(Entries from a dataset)
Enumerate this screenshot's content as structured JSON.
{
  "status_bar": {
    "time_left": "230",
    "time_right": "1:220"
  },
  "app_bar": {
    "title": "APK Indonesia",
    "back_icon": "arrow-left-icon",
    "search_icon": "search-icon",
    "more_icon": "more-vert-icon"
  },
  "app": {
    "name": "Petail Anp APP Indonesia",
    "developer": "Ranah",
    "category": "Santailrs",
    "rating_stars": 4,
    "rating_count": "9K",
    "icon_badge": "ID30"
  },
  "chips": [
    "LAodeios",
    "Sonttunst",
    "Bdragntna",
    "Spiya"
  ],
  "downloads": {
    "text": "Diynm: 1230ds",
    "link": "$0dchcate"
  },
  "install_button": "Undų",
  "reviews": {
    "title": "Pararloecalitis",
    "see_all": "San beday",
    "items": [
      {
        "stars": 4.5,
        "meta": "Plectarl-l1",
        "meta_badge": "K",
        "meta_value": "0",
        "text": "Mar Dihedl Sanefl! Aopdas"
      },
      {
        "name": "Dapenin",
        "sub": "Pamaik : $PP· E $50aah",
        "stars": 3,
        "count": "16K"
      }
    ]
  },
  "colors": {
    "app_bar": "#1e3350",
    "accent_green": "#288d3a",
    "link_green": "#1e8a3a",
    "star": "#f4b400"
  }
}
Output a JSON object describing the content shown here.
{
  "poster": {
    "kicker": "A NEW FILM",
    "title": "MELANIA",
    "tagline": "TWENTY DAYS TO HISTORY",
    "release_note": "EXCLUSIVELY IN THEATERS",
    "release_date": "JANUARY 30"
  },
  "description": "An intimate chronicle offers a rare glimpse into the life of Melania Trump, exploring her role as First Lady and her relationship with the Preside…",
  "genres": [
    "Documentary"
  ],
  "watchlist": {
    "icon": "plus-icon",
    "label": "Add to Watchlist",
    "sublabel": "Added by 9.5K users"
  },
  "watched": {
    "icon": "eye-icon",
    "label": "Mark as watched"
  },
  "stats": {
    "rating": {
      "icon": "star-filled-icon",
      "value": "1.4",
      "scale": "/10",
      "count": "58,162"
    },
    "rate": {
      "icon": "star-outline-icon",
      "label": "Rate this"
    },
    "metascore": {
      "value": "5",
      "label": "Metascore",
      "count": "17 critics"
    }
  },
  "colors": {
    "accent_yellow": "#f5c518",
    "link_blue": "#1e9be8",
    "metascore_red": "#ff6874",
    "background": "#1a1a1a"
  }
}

**SET TASK**
Each line above must be reproduced exactly as it stands.

**SOLUTION**
Enumerate this screenshot's content as structured JSON.
{
  "status_bar": {
    "time_left": "230",
    "time_right": "1:220"
  },
  "app_bar": {
    "title": "APK Indonesia",
    "back_icon": "arrow-left-icon",
    "search_icon": "search-icon",
    "more_icon": "more-vert-icon"
  },
  "app": {
    "name": "Petail Anp APP Indonesia",
    "developer": "Ranah",
    "category": "Santailrs",
    "rating_stars": 4,
    "rating_count": "9K",
    "icon_badge": "ID30"
  },
  "chips": [
    "LAodeios",
    "Sonttunst",
    "Bdragntna",
    "Spiya"
  ],
  "downloads": {
    "text": "Diynm: 1230ds",
    "link": "$0dchcate"
  },
  "install_button": "Undų",
  "reviews": {
    "title": "Pararloecalitis",
    "see_all": "San beday",
    "items": [
      {
        "stars": 4.5,
        "meta": "Plectarl-l1",
        "meta_badge": "K",
        "meta_value": "0",
        "text": "Mar Dihedl Sanefl! Aopdas"
      },
      {
        "name": "Dapenin",
        "sub": "Pamaik : $PP· E $50aah",
        "stars": 3,
        "count": "16K"
      }
    ]
  },
  "colors": {
    "app_bar": "#1e3350",
    "accent_green": "#288d3a",
    "link_green": "#1e8a3a",
    "star": "#f4b400"
  }
}
Output a JSON object describing the content shown here.
{
  "poster": {
    "kicker": "A NEW FILM",
    "title": "MELANIA",
    "tagline": "TWENTY DAYS TO HISTORY",
    "release_note": "EXCLUSIVELY IN THEATERS",
    "release_date": "JANUARY 30"
  },
  "description": "An intimate chronicle offers a rare glimpse into the life of Melania Trump, exploring her role as First Lady and her relationship with the Preside…",
  "genres": [
    "Documentary"
  ],
  "watchlist": {
    "icon": "plus-icon",
    "label": "Add to Watchlist",
    "sublabel": "Added by 9.5K users"
  },
  "watched": {
    "icon": "eye-icon",
    "label": "Mark as watched"
  },
  "stats": {
    "rating": {
      "icon": "star-filled-icon",
      "value": "1.4",
      "scale": "/10",
      "count": "58,162"
    },
    "rate": {
      "icon": "star-outline-icon",
      "label": "Rate this"
    },
    "metascore": {
      "value": "5",
      "label": "Metascore",
      "count": "17 critics"
    }
  },
  "colors": {
    "accent_yellow": "#f5c518",
    "link_blue": "#1e9be8",
    "metascore_red": "#ff6874",
    "background": "#1a1a1a"
  }
}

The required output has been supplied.